[Stated goal] Search the material for the word "JSON" and report each line where it turns up.
─── Exercise data ───
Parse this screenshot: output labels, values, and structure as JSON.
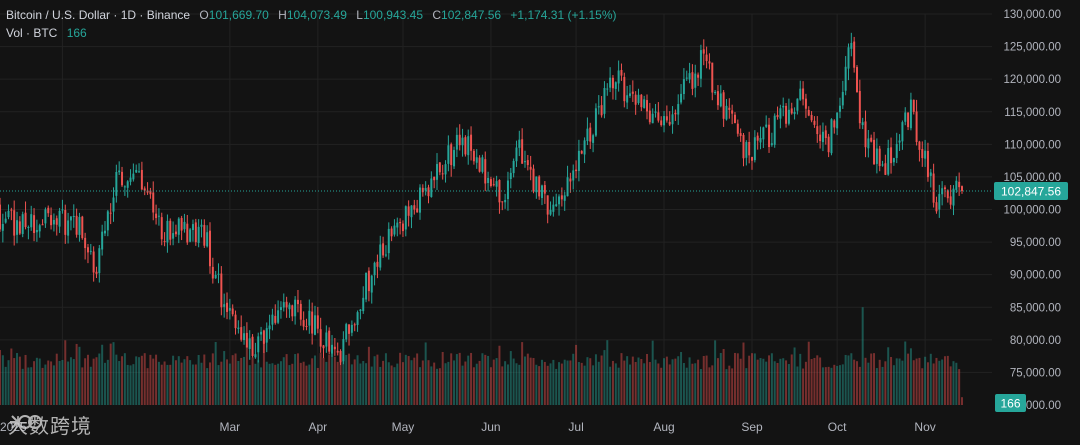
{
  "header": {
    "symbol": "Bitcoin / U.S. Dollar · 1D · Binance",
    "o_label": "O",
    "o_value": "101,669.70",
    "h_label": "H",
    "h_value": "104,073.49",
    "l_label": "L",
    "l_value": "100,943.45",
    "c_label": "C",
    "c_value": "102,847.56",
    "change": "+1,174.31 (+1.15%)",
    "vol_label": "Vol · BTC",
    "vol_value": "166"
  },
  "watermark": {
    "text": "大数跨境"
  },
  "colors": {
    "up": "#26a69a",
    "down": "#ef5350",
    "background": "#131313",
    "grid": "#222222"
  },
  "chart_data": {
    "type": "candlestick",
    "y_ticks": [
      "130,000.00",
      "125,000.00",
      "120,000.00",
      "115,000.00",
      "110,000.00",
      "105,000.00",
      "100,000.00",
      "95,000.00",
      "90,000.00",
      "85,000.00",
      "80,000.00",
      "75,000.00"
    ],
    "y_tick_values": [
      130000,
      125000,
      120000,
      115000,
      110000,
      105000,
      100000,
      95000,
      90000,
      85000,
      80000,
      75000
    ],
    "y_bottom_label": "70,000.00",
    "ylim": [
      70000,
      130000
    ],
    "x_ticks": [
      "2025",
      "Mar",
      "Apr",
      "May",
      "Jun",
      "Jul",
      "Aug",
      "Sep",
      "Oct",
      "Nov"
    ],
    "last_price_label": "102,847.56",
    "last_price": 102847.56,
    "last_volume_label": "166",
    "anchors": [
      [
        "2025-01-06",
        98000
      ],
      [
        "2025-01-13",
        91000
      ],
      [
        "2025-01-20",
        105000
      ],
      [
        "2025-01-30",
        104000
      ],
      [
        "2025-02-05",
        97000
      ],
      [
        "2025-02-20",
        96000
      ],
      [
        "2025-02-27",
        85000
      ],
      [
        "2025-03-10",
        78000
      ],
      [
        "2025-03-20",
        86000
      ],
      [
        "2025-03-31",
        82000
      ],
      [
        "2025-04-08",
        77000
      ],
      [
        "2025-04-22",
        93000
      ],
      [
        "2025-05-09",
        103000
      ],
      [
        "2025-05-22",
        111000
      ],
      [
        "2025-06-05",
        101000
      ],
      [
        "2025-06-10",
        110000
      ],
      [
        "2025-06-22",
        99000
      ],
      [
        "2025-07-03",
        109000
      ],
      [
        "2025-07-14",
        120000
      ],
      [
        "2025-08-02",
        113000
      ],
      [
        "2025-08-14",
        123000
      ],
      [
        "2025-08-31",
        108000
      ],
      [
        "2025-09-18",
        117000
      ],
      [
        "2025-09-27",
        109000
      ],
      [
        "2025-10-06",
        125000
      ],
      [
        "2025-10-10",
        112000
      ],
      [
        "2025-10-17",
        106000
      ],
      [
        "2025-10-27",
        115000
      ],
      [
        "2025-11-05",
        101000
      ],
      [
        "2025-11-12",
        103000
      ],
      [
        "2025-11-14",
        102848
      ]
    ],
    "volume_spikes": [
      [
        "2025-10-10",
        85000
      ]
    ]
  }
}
───
─── Exercise data ───
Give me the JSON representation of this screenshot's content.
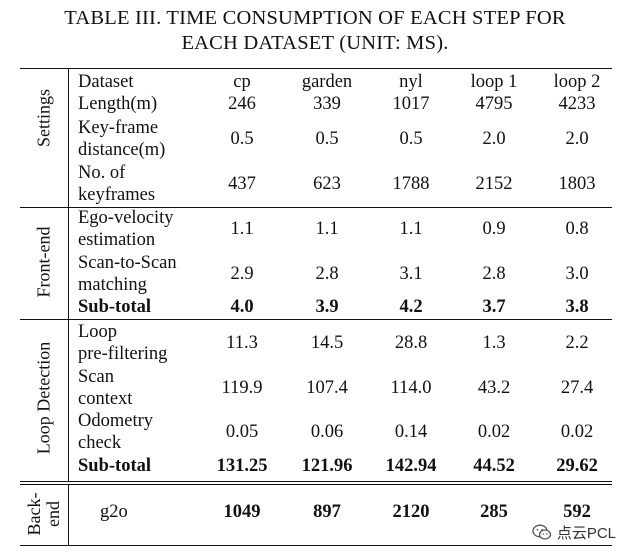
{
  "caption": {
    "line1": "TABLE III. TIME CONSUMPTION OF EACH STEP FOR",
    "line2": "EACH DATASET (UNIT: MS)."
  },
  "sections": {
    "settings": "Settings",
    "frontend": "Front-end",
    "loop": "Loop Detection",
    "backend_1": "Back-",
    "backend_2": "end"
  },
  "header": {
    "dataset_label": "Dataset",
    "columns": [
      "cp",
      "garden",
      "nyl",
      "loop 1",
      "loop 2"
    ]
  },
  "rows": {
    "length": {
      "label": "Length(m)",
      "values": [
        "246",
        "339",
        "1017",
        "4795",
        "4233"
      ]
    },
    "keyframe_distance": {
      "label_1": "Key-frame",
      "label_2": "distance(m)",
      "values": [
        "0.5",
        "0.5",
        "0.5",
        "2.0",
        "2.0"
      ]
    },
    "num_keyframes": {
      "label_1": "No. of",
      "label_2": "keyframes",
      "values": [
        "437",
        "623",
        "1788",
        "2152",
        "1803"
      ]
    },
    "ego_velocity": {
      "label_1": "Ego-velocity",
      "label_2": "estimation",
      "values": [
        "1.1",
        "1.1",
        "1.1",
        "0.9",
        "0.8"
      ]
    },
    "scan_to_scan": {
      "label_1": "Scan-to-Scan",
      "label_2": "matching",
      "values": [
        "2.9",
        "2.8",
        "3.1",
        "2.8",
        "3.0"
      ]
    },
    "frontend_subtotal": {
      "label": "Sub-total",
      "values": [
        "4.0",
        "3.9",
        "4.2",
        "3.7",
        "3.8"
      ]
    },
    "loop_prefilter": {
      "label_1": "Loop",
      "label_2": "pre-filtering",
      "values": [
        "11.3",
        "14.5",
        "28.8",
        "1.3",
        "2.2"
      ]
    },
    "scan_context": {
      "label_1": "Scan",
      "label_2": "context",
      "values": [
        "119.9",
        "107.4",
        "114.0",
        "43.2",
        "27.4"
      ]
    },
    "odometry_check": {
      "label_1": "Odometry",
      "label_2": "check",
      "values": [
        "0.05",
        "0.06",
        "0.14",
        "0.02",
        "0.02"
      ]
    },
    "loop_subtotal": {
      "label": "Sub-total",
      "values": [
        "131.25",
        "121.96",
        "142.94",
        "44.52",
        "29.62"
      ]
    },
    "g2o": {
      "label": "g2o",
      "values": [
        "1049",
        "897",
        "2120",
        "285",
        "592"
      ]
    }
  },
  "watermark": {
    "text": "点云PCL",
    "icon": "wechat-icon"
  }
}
───
[Task answer]
Parse this screenshot: output labels, values, and structure as JSON.
Give me the JSON representation of this screenshot's content.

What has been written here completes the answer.